start DATA TO USE

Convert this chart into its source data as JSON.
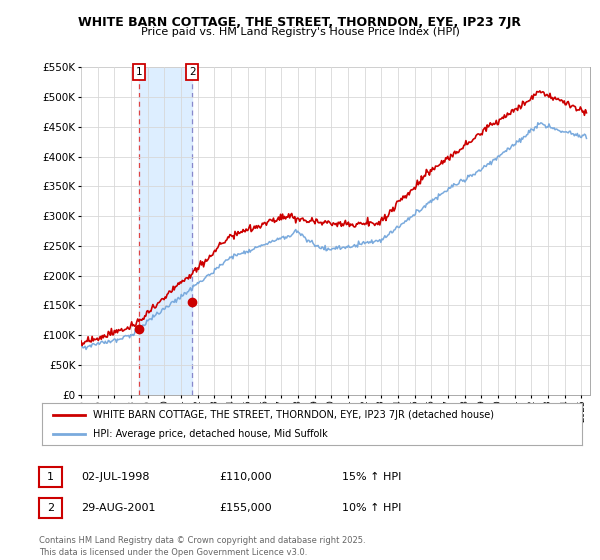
{
  "title_line1": "WHITE BARN COTTAGE, THE STREET, THORNDON, EYE, IP23 7JR",
  "title_line2": "Price paid vs. HM Land Registry's House Price Index (HPI)",
  "ylim": [
    0,
    550000
  ],
  "yticks": [
    0,
    50000,
    100000,
    150000,
    200000,
    250000,
    300000,
    350000,
    400000,
    450000,
    500000,
    550000
  ],
  "sale1_year": 1998.5,
  "sale1_label": "1",
  "sale1_price": 110000,
  "sale2_year": 2001.67,
  "sale2_label": "2",
  "sale2_price": 155000,
  "legend_entry1": "WHITE BARN COTTAGE, THE STREET, THORNDON, EYE, IP23 7JR (detached house)",
  "legend_entry2": "HPI: Average price, detached house, Mid Suffolk",
  "table_row1": [
    "1",
    "02-JUL-1998",
    "£110,000",
    "15% ↑ HPI"
  ],
  "table_row2": [
    "2",
    "29-AUG-2001",
    "£155,000",
    "10% ↑ HPI"
  ],
  "footer": "Contains HM Land Registry data © Crown copyright and database right 2025.\nThis data is licensed under the Open Government Licence v3.0.",
  "line_color_house": "#cc0000",
  "line_color_hpi": "#7aaadd",
  "bg_color": "#ffffff",
  "grid_color": "#d8d8d8",
  "sale1_vline_color": "#dd4444",
  "sale2_vline_color": "#8888cc",
  "shade_color": "#ddeeff",
  "sale_marker_color": "#cc0000",
  "xlim_start": 1995,
  "xlim_end": 2025.5
}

end DATA TO USE

* [EXERCISE DESCRIPTION] Make an exact copy of the data, leaving its pictures out.

* [RESULT OF THIS TASK]
Convert this chart into its source data as JSON.
{
  "title_line1": "WHITE BARN COTTAGE, THE STREET, THORNDON, EYE, IP23 7JR",
  "title_line2": "Price paid vs. HM Land Registry's House Price Index (HPI)",
  "ylim": [
    0,
    550000
  ],
  "yticks": [
    0,
    50000,
    100000,
    150000,
    200000,
    250000,
    300000,
    350000,
    400000,
    450000,
    500000,
    550000
  ],
  "sale1_year": 1998.5,
  "sale1_label": "1",
  "sale1_price": 110000,
  "sale2_year": 2001.67,
  "sale2_label": "2",
  "sale2_price": 155000,
  "legend_entry1": "WHITE BARN COTTAGE, THE STREET, THORNDON, EYE, IP23 7JR (detached house)",
  "legend_entry2": "HPI: Average price, detached house, Mid Suffolk",
  "table_row1": [
    "1",
    "02-JUL-1998",
    "£110,000",
    "15% ↑ HPI"
  ],
  "table_row2": [
    "2",
    "29-AUG-2001",
    "£155,000",
    "10% ↑ HPI"
  ],
  "footer": "Contains HM Land Registry data © Crown copyright and database right 2025.\nThis data is licensed under the Open Government Licence v3.0.",
  "line_color_house": "#cc0000",
  "line_color_hpi": "#7aaadd",
  "bg_color": "#ffffff",
  "grid_color": "#d8d8d8",
  "sale1_vline_color": "#dd4444",
  "sale2_vline_color": "#8888cc",
  "shade_color": "#ddeeff",
  "sale_marker_color": "#cc0000",
  "xlim_start": 1995,
  "xlim_end": 2025.5
}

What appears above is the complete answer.